Convert the data, from its first line through the line with "legend-swatch: [372, 440, 381, 449]" (included), into a Markdown table with the columns No. and Entry, one numbered row per line, skipping any blank lines.

======== EXERCISE INPUTS

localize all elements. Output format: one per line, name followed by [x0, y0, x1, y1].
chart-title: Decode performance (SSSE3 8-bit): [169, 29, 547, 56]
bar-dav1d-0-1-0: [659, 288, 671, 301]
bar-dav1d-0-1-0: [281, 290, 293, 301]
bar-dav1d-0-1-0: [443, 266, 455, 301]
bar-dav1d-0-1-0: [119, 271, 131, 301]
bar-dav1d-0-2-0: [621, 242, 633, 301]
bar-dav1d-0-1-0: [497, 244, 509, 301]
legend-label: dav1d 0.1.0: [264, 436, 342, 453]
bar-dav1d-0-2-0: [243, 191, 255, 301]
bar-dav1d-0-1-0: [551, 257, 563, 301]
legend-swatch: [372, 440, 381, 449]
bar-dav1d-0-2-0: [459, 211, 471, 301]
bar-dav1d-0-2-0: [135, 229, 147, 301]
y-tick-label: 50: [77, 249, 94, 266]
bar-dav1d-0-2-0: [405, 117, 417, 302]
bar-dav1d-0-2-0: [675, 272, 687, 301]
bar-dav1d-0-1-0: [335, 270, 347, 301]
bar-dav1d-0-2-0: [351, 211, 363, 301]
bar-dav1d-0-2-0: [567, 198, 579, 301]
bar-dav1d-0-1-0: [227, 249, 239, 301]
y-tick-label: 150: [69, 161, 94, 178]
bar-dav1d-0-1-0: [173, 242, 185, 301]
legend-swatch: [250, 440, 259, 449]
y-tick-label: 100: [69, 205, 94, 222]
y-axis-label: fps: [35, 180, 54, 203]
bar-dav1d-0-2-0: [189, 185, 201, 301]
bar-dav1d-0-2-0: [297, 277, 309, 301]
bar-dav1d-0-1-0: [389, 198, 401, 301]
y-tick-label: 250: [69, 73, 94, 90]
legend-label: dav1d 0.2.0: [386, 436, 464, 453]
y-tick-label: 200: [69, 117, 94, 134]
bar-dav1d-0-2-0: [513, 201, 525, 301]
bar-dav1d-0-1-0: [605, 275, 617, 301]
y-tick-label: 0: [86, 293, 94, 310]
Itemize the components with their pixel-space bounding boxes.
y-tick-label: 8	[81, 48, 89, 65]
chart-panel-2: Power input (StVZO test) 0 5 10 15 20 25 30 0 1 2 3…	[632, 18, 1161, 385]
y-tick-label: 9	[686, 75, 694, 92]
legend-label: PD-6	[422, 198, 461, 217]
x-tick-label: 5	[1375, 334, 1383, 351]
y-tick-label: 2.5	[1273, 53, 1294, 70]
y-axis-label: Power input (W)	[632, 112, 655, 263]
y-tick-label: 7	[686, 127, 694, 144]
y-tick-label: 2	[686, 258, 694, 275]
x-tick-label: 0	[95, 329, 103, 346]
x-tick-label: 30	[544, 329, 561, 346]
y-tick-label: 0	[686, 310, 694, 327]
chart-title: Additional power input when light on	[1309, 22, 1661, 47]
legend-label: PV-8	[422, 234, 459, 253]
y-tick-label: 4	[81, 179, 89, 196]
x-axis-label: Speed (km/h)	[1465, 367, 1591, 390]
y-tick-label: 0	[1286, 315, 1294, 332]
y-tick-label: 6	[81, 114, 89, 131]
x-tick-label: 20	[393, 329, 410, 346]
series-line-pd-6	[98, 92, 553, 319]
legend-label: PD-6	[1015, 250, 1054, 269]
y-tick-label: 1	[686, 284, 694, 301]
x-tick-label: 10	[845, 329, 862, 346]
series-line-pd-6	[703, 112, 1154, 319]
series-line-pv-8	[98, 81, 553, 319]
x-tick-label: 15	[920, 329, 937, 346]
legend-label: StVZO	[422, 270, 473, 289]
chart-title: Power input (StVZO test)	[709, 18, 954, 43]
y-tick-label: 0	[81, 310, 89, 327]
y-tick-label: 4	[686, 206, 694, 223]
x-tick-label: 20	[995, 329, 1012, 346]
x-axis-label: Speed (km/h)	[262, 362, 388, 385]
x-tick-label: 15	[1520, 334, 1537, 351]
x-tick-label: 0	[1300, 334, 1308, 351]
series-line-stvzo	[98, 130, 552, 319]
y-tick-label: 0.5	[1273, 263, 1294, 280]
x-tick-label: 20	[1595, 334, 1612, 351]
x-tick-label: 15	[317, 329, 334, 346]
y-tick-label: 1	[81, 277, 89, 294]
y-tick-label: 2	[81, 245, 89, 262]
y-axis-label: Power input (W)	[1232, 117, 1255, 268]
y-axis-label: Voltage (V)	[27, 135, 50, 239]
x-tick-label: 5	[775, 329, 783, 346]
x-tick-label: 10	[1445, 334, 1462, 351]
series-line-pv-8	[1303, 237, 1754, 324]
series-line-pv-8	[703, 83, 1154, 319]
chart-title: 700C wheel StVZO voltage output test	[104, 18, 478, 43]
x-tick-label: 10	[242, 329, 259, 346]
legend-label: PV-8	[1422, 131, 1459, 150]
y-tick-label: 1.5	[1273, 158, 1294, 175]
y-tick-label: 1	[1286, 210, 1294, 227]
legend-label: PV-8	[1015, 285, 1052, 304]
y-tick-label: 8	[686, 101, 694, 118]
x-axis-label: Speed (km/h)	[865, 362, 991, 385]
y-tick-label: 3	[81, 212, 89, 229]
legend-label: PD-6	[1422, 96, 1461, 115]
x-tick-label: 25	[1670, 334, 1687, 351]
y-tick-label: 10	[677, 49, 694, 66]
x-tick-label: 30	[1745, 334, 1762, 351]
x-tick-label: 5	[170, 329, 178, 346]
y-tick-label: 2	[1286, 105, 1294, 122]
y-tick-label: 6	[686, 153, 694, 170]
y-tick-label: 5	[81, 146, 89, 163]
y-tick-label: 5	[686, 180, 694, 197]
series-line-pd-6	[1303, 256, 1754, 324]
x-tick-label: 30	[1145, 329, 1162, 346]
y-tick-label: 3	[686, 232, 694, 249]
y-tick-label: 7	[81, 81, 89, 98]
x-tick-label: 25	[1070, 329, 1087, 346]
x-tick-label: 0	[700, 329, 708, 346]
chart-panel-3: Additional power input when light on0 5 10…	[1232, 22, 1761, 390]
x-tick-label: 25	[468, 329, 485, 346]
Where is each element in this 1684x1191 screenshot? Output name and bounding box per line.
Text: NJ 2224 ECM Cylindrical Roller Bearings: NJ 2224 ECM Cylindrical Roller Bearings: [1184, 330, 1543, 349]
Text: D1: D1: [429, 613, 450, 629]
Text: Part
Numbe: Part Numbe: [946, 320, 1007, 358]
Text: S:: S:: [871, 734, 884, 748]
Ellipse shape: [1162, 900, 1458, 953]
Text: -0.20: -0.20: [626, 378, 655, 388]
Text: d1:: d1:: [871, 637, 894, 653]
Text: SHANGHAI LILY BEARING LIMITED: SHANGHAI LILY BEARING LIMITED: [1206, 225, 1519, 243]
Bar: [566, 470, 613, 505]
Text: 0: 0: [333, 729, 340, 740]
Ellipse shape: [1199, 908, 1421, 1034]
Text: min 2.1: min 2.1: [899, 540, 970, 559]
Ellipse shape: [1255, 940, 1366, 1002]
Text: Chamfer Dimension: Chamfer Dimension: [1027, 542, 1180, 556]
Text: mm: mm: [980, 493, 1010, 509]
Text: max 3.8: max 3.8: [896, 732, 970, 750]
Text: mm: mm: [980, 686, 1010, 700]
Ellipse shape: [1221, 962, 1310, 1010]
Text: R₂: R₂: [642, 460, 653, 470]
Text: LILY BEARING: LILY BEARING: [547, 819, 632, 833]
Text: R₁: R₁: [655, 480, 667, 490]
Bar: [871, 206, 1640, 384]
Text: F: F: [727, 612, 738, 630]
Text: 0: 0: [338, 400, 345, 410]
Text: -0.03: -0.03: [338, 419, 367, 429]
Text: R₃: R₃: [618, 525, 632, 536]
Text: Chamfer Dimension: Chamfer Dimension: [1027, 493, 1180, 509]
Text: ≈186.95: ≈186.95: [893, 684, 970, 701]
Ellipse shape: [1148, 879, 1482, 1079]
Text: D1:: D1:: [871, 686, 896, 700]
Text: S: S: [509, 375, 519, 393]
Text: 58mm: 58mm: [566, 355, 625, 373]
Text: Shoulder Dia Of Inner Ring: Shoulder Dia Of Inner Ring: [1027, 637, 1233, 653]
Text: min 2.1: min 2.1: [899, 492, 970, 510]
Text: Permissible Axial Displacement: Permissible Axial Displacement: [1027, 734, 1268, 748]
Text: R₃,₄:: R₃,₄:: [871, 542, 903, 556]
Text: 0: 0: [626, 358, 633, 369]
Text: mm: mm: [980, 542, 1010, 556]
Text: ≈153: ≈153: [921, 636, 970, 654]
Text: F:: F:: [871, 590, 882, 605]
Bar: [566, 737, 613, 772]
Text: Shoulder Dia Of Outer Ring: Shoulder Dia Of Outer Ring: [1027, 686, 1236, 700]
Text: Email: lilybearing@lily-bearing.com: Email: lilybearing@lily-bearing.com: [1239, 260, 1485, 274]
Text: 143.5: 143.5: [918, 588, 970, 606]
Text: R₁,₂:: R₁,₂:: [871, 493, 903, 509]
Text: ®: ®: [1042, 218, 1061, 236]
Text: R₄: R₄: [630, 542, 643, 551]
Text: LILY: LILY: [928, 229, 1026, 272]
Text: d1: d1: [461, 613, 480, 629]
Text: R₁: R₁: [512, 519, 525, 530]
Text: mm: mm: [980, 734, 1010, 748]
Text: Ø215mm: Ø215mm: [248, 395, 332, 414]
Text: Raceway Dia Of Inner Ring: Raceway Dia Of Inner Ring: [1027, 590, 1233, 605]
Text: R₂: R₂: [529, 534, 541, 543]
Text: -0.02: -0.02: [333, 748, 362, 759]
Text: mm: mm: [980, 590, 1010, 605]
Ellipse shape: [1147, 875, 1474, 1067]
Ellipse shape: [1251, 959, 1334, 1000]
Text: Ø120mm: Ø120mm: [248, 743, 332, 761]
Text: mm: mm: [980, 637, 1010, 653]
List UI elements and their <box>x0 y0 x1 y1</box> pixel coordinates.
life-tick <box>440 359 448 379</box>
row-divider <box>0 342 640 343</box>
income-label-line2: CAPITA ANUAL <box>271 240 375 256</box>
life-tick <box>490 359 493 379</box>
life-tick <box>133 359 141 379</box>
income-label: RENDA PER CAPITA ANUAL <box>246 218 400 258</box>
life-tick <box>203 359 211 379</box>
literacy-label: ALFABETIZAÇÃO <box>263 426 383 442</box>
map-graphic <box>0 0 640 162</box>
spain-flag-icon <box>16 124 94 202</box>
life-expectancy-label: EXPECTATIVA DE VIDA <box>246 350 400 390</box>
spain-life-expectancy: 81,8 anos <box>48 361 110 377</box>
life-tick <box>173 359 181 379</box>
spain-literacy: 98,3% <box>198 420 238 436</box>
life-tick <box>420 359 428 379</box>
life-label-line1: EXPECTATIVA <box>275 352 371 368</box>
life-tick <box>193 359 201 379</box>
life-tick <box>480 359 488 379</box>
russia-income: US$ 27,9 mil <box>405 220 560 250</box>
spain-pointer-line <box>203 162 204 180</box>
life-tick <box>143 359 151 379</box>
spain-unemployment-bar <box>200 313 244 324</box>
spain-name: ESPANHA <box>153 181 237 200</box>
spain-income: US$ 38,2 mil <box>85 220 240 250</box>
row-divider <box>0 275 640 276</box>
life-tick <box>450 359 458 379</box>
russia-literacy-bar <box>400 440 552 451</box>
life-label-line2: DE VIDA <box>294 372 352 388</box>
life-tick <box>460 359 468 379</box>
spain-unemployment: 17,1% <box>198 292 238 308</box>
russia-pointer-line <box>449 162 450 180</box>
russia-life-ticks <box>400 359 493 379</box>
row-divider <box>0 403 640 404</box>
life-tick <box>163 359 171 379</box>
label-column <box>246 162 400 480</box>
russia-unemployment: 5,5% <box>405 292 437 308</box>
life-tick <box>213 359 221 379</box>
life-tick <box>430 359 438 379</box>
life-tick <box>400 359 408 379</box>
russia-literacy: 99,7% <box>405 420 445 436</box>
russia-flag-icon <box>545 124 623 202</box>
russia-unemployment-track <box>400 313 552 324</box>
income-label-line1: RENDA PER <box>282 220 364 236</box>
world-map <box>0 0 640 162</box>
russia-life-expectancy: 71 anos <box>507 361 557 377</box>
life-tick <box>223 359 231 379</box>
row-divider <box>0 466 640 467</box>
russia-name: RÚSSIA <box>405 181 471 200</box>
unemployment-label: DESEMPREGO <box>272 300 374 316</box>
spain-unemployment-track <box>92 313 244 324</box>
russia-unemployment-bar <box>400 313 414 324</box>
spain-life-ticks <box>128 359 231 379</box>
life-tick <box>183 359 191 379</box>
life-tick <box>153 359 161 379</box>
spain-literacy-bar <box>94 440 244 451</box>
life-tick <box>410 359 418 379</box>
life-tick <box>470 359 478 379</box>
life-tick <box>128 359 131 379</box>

================

**COMPLETE OUTPUT**:
| No. | Entry |
|---|---|
| 1 | localize all elements. Output format: one per line, name followed by [x0, y0, x1, y1]. |
| 2 | chart-title: Decode performance (SSSE3 8-bit): [169, 29, 547, 56] |
| 3 | bar-dav1d-0-1-0: [659, 288, 671, 301] |
| 4 | bar-dav1d-0-1-0: [281, 290, 293, 301] |
| 5 | bar-dav1d-0-1-0: [443, 266, 455, 301] |
| 6 | bar-dav1d-0-1-0: [119, 271, 131, 301] |
| 7 | bar-dav1d-0-2-0: [621, 242, 633, 301] |
| 8 | bar-dav1d-0-1-0: [497, 244, 509, 301] |
| 9 | legend-label: dav1d 0.1.0: [264, 436, 342, 453] |
| 10 | bar-dav1d-0-2-0: [243, 191, 255, 301] |
| 11 | bar-dav1d-0-1-0: [551, 257, 563, 301] |
| 12 | legend-swatch: [372, 440, 381, 449] |